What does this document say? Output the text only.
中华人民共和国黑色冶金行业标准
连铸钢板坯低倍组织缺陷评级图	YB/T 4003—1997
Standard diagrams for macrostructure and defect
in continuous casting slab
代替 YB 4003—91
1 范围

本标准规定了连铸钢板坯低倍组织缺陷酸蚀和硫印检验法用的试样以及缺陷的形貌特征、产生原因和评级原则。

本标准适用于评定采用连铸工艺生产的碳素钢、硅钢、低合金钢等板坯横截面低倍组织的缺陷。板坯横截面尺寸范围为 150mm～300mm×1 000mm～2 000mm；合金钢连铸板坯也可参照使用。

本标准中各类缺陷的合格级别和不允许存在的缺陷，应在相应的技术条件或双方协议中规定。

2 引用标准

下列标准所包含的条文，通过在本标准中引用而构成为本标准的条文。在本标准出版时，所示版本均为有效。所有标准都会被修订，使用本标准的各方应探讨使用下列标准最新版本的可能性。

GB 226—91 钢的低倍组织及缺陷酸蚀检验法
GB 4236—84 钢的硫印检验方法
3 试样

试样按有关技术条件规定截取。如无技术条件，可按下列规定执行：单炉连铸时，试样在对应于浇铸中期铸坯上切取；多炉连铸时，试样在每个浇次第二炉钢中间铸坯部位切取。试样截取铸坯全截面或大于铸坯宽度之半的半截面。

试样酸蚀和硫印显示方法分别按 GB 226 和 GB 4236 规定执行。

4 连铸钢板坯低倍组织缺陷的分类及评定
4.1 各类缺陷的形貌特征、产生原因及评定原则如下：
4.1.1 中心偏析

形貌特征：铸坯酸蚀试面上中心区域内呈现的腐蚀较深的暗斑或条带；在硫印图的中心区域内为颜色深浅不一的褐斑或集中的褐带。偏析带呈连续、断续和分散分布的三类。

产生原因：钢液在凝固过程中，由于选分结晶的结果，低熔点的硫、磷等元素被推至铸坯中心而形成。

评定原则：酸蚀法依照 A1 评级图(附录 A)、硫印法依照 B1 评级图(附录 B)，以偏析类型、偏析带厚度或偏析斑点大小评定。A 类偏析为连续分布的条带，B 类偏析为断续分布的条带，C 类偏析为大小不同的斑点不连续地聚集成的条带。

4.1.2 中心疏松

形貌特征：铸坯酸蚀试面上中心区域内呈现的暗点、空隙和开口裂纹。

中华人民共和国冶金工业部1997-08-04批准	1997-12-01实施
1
- - -
__THE PROBLEM__
Repeat every record exactly as written, please.

__THE OUTPUT__
What does this document say? Output the text only.
中华人民共和国黑色冶金行业标准
连铸钢板坯低倍组织缺陷评级图	YB/T 4003—1997
Standard diagrams for macrostructure and defect
in continuous casting slab
代替 YB 4003—91
1 范围

本标准规定了连铸钢板坯低倍组织缺陷酸蚀和硫印检验法用的试样以及缺陷的形貌特征、产生原因和评级原则。

本标准适用于评定采用连铸工艺生产的碳素钢、硅钢、低合金钢等板坯横截面低倍组织的缺陷。板坯横截面尺寸范围为 150mm～300mm×1 000mm～2 000mm；合金钢连铸板坯也可参照使用。

本标准中各类缺陷的合格级别和不允许存在的缺陷，应在相应的技术条件或双方协议中规定。

2 引用标准

下列标准所包含的条文，通过在本标准中引用而构成为本标准的条文。在本标准出版时，所示版本均为有效。所有标准都会被修订，使用本标准的各方应探讨使用下列标准最新版本的可能性。

GB 226—91 钢的低倍组织及缺陷酸蚀检验法
GB 4236—84 钢的硫印检验方法
3 试样

试样按有关技术条件规定截取。如无技术条件，可按下列规定执行：单炉连铸时，试样在对应于浇铸中期铸坯上切取；多炉连铸时，试样在每个浇次第二炉钢中间铸坯部位切取。试样截取铸坯全截面或大于铸坯宽度之半的半截面。

试样酸蚀和硫印显示方法分别按 GB 226 和 GB 4236 规定执行。

4 连铸钢板坯低倍组织缺陷的分类及评定
4.1 各类缺陷的形貌特征、产生原因及评定原则如下：
4.1.1 中心偏析

形貌特征：铸坯酸蚀试面上中心区域内呈现的腐蚀较深的暗斑或条带；在硫印图的中心区域内为颜色深浅不一的褐斑或集中的褐带。偏析带呈连续、断续和分散分布的三类。

产生原因：钢液在凝固过程中，由于选分结晶的结果，低熔点的硫、磷等元素被推至铸坯中心而形成。

评定原则：酸蚀法依照 A1 评级图(附录 A)、硫印法依照 B1 评级图(附录 B)，以偏析类型、偏析带厚度或偏析斑点大小评定。A 类偏析为连续分布的条带，B 类偏析为断续分布的条带，C 类偏析为大小不同的斑点不连续地聚集成的条带。

4.1.2 中心疏松

形貌特征：铸坯酸蚀试面上中心区域内呈现的暗点、空隙和开口裂纹。

中华人民共和国冶金工业部1997-08-04批准	1997-12-01实施
1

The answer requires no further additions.